— START —
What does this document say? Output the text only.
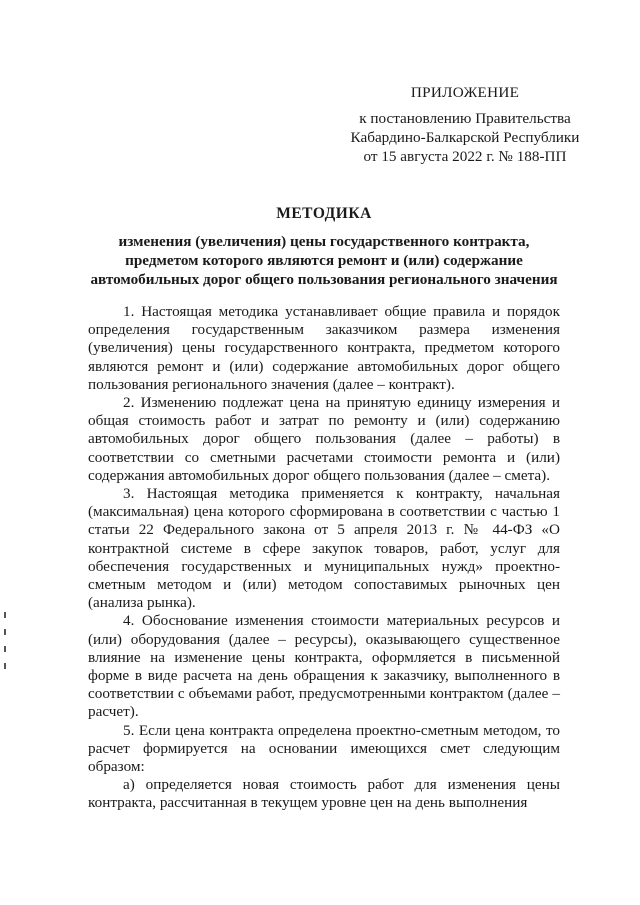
ПРИЛОЖЕНИЕ
к постановлению Правительства
Кабардино-Балкарской Республики
от 15 августа 2022 г. № 188-ПП
МЕТОДИКА
изменения (увеличения) цены государственного контракта, предметом которого являются ремонт и (или) содержание автомобильных дорог общего пользования регионального значения

1. Настоящая методика устанавливает общие правила и порядок определения государственным заказчиком размера изменения (увеличения) цены государственного контракта, предметом которого являются ремонт и (или) содержание автомобильных дорог общего пользования регионального значения (далее – контракт).

2. Изменению подлежат цена на принятую единицу измерения и общая стоимость работ и затрат по ремонту и (или) содержанию автомобильных дорог общего пользования (далее – работы) в соответствии со сметными расчетами стоимости ремонта и (или) содержания автомобильных дорог общего пользования (далее – смета).

3. Настоящая методика применяется к контракту, начальная (максимальная) цена которого сформирована в соответствии с частью 1 статьи 22 Федерального закона от 5 апреля 2013 г. № 44-ФЗ «О контрактной системе в сфере закупок товаров, работ, услуг для обеспечения государственных и муниципальных нужд» проектно-сметным методом и (или) методом сопоставимых рыночных цен (анализа рынка).

4. Обоснование изменения стоимости материальных ресурсов и (или) оборудования (далее – ресурсы), оказывающего существенное влияние на изменение цены контракта, оформляется в письменной форме в виде расчета на день обращения к заказчику, выполненного в соответствии с объемами работ, предусмотренными контрактом (далее – расчет).

5. Если цена контракта определена проектно-сметным методом, то расчет формируется на основании имеющихся смет следующим образом:

а) определяется новая стоимость работ для изменения цены контракта, рассчитанная в текущем уровне цен на день выполнения
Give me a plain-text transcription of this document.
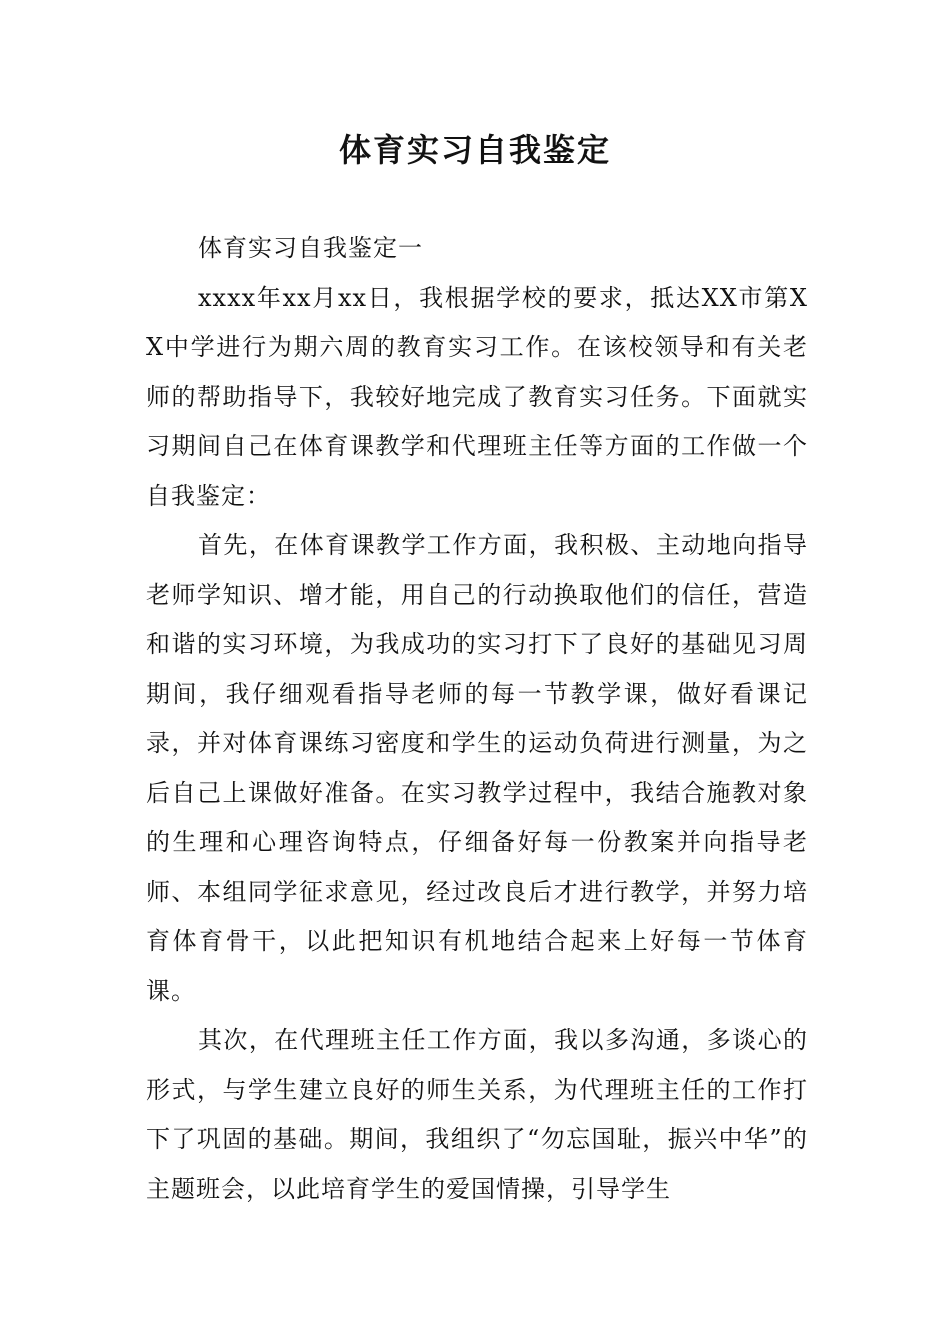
体育实习自我鉴定

体育实习自我鉴定一

xxxx年xx月xx日，我根据学校的要求，抵达XX市第XX中学进行为期六周的教育实习工作。在该校领导和有关老师的帮助指导下，我较好地完成了教育实习任务。下面就实习期间自己在体育课教学和代理班主任等方面的工作做一个自我鉴定：

首先，在体育课教学工作方面，我积极、主动地向指导老师学知识、增才能，用自己的行动换取他们的信任，营造和谐的实习环境，为我成功的实习打下了良好的基础见习周期间，我仔细观看指导老师的每一节教学课，做好看课记录，并对体育课练习密度和学生的运动负荷进行测量，为之后自己上课做好准备。在实习教学过程中，我结合施教对象的生理和心理咨询特点，仔细备好每一份教案并向指导老师、本组同学征求意见，经过改良后才进行教学，并努力培育体育骨干，以此把知识有机地结合起来上好每一节体育课。

其次，在代理班主任工作方面，我以多沟通，多谈心的形式，与学生建立良好的师生关系，为代理班主任的工作打下了巩固的基础。期间，我组织了“勿忘国耻，振兴中华”的主题班会，以此培育学生的爱国情操，引导学生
— END —
Please retype the entries above word for word, but only from the line containing "Give me a plain-text" through the last line, and without the pictures.

Give me a plain-text transcription of this document.
体育实习自我鉴定

体育实习自我鉴定一

xxxx年xx月xx日，我根据学校的要求，抵达XX市第XX中学进行为期六周的教育实习工作。在该校领导和有关老师的帮助指导下，我较好地完成了教育实习任务。下面就实习期间自己在体育课教学和代理班主任等方面的工作做一个自我鉴定：

首先，在体育课教学工作方面，我积极、主动地向指导老师学知识、增才能，用自己的行动换取他们的信任，营造和谐的实习环境，为我成功的实习打下了良好的基础见习周期间，我仔细观看指导老师的每一节教学课，做好看课记录，并对体育课练习密度和学生的运动负荷进行测量，为之后自己上课做好准备。在实习教学过程中，我结合施教对象的生理和心理咨询特点，仔细备好每一份教案并向指导老师、本组同学征求意见，经过改良后才进行教学，并努力培育体育骨干，以此把知识有机地结合起来上好每一节体育课。

其次，在代理班主任工作方面，我以多沟通，多谈心的形式，与学生建立良好的师生关系，为代理班主任的工作打下了巩固的基础。期间，我组织了“勿忘国耻，振兴中华”的主题班会，以此培育学生的爱国情操，引导学生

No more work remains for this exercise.